• THE PROBLEM
Read through the data and report every line in which the word "María" occurs.

• EXERCISE INPUT

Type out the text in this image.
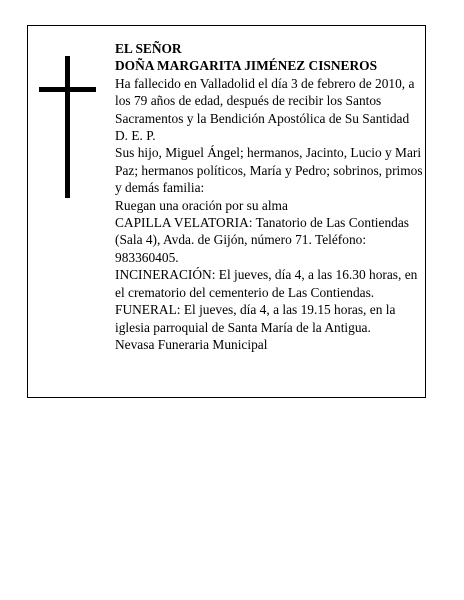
EL SEÑOR

DOÑA MARGARITA JIMÉNEZ CISNEROS

Ha fallecido en Valladolid el día 3 de febrero de 2010, a los 79 años de edad, después de recibir los Santos Sacramentos y la Bendición Apostólica de Su Santidad D. E. P.

Sus hijo, Miguel Ángel; hermanos, Jacinto, Lucio y Mari Paz; hermanos políticos, María y Pedro; sobrinos, primos y demás familia:

Ruegan una oración por su alma

CAPILLA VELATORIA: Tanatorio de Las Contiendas (Sala 4), Avda. de Gijón, número 71. Teléfono: 983360405.

INCINERACIÓN: El jueves, día 4, a las 16.30 horas, en el crematorio del cementerio de Las Contiendas.

FUNERAL: El jueves, día 4, a las 19.15 horas, en la iglesia parroquial de Santa María de la Antigua.

Nevasa Funeraria Municipal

• EXERCISE OUTPUT
Sus hijo, Miguel Ángel; hermanos, Jacinto, Lucio y Mari Paz; hermanos políticos, María y Pedro; sobrinos, primos y demás familia:
FUNERAL: El jueves, día 4, a las 19.15 horas, en la iglesia parroquial de Santa María de la Antigua.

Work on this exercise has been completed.